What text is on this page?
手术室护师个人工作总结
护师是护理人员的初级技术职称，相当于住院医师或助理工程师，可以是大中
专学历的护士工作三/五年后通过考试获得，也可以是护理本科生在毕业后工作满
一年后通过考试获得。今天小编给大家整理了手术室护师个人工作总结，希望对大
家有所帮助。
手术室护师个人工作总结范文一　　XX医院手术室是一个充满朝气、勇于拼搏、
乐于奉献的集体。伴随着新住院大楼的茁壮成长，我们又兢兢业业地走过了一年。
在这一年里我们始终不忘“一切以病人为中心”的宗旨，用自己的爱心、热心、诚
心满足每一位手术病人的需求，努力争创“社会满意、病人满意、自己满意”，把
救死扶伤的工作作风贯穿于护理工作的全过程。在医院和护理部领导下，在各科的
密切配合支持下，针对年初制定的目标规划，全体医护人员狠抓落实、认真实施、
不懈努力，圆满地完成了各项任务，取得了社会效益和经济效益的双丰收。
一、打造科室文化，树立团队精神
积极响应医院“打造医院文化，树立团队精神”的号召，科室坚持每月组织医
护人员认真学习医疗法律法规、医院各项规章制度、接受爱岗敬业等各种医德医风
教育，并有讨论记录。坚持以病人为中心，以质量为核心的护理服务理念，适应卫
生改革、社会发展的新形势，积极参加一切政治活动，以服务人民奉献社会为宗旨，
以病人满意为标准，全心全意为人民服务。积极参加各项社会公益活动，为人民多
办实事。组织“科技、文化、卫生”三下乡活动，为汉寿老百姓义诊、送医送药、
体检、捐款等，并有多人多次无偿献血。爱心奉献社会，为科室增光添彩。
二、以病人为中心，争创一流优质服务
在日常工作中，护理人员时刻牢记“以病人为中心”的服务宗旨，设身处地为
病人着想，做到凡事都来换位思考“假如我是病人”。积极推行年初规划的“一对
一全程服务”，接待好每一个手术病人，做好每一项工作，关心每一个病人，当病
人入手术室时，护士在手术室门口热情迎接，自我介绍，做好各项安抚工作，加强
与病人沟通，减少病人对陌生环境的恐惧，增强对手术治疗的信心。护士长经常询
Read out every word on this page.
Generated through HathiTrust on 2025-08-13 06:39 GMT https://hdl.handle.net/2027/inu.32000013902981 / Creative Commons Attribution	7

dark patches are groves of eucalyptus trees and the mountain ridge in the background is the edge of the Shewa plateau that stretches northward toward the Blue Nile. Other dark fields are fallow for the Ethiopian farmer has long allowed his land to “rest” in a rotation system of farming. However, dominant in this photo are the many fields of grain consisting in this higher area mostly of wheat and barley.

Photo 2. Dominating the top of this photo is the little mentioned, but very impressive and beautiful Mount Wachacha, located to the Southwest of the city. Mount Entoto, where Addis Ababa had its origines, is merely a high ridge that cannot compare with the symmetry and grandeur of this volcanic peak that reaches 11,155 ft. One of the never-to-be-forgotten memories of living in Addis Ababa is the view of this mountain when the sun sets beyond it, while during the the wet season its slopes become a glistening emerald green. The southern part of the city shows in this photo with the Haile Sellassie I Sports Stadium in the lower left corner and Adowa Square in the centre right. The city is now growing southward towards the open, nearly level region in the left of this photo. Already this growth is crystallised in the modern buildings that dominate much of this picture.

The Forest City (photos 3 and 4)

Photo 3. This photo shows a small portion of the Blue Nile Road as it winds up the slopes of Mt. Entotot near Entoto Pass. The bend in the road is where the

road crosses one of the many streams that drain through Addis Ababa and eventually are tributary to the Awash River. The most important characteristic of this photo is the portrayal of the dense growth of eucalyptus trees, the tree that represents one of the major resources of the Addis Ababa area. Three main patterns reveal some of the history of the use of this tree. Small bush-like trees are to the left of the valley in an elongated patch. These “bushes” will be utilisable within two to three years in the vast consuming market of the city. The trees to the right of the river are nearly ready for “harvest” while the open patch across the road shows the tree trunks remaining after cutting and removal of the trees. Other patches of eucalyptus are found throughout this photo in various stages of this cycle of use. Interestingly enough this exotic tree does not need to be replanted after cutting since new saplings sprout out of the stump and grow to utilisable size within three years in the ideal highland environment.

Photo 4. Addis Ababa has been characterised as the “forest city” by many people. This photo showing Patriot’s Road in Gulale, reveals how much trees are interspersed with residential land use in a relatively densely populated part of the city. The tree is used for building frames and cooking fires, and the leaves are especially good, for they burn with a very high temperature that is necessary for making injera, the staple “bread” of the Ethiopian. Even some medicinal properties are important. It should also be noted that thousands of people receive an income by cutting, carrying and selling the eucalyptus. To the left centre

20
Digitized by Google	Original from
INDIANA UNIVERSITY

What to do >> Please restate the whole listing word for word.

Response to the exercise >>
What text is on this page?
手术室护师个人工作总结
护师是护理人员的初级技术职称，相当于住院医师或助理工程师，可以是大中
专学历的护士工作三/五年后通过考试获得，也可以是护理本科生在毕业后工作满
一年后通过考试获得。今天小编给大家整理了手术室护师个人工作总结，希望对大
家有所帮助。
手术室护师个人工作总结范文一　　XX医院手术室是一个充满朝气、勇于拼搏、
乐于奉献的集体。伴随着新住院大楼的茁壮成长，我们又兢兢业业地走过了一年。
在这一年里我们始终不忘“一切以病人为中心”的宗旨，用自己的爱心、热心、诚
心满足每一位手术病人的需求，努力争创“社会满意、病人满意、自己满意”，把
救死扶伤的工作作风贯穿于护理工作的全过程。在医院和护理部领导下，在各科的
密切配合支持下，针对年初制定的目标规划，全体医护人员狠抓落实、认真实施、
不懈努力，圆满地完成了各项任务，取得了社会效益和经济效益的双丰收。
一、打造科室文化，树立团队精神
积极响应医院“打造医院文化，树立团队精神”的号召，科室坚持每月组织医
护人员认真学习医疗法律法规、医院各项规章制度、接受爱岗敬业等各种医德医风
教育，并有讨论记录。坚持以病人为中心，以质量为核心的护理服务理念，适应卫
生改革、社会发展的新形势，积极参加一切政治活动，以服务人民奉献社会为宗旨，
以病人满意为标准，全心全意为人民服务。积极参加各项社会公益活动，为人民多
办实事。组织“科技、文化、卫生”三下乡活动，为汉寿老百姓义诊、送医送药、
体检、捐款等，并有多人多次无偿献血。爱心奉献社会，为科室增光添彩。
二、以病人为中心，争创一流优质服务
在日常工作中，护理人员时刻牢记“以病人为中心”的服务宗旨，设身处地为
病人着想，做到凡事都来换位思考“假如我是病人”。积极推行年初规划的“一对
一全程服务”，接待好每一个手术病人，做好每一项工作，关心每一个病人，当病
人入手术室时，护士在手术室门口热情迎接，自我介绍，做好各项安抚工作，加强
与病人沟通，减少病人对陌生环境的恐惧，增强对手术治疗的信心。护士长经常询
Read out every word on this page.
Generated through HathiTrust on 2025-08-13 06:39 GMT https://hdl.handle.net/2027/inu.32000013902981 / Creative Commons Attribution	7

dark patches are groves of eucalyptus trees and the mountain ridge in the background is the edge of the Shewa plateau that stretches northward toward the Blue Nile. Other dark fields are fallow for the Ethiopian farmer has long allowed his land to “rest” in a rotation system of farming. However, dominant in this photo are the many fields of grain consisting in this higher area mostly of wheat and barley.

Photo 2. Dominating the top of this photo is the little mentioned, but very impressive and beautiful Mount Wachacha, located to the Southwest of the city. Mount Entoto, where Addis Ababa had its origines, is merely a high ridge that cannot compare with the symmetry and grandeur of this volcanic peak that reaches 11,155 ft. One of the never-to-be-forgotten memories of living in Addis Ababa is the view of this mountain when the sun sets beyond it, while during the the wet season its slopes become a glistening emerald green. The southern part of the city shows in this photo with the Haile Sellassie I Sports Stadium in the lower left corner and Adowa Square in the centre right. The city is now growing southward towards the open, nearly level region in the left of this photo. Already this growth is crystallised in the modern buildings that dominate much of this picture.

The Forest City (photos 3 and 4)

Photo 3. This photo shows a small portion of the Blue Nile Road as it winds up the slopes of Mt. Entotot near Entoto Pass. The bend in the road is where the

road crosses one of the many streams that drain through Addis Ababa and eventually are tributary to the Awash River. The most important characteristic of this photo is the portrayal of the dense growth of eucalyptus trees, the tree that represents one of the major resources of the Addis Ababa area. Three main patterns reveal some of the history of the use of this tree. Small bush-like trees are to the left of the valley in an elongated patch. These “bushes” will be utilisable within two to three years in the vast consuming market of the city. The trees to the right of the river are nearly ready for “harvest” while the open patch across the road shows the tree trunks remaining after cutting and removal of the trees. Other patches of eucalyptus are found throughout this photo in various stages of this cycle of use. Interestingly enough this exotic tree does not need to be replanted after cutting since new saplings sprout out of the stump and grow to utilisable size within three years in the ideal highland environment.

Photo 4. Addis Ababa has been characterised as the “forest city” by many people. This photo showing Patriot’s Road in Gulale, reveals how much trees are interspersed with residential land use in a relatively densely populated part of the city. The tree is used for building frames and cooking fires, and the leaves are especially good, for they burn with a very high temperature that is necessary for making injera, the staple “bread” of the Ethiopian. Even some medicinal properties are important. It should also be noted that thousands of people receive an income by cutting, carrying and selling the eucalyptus. To the left centre

20
Digitized by Google	Original from
INDIANA UNIVERSITY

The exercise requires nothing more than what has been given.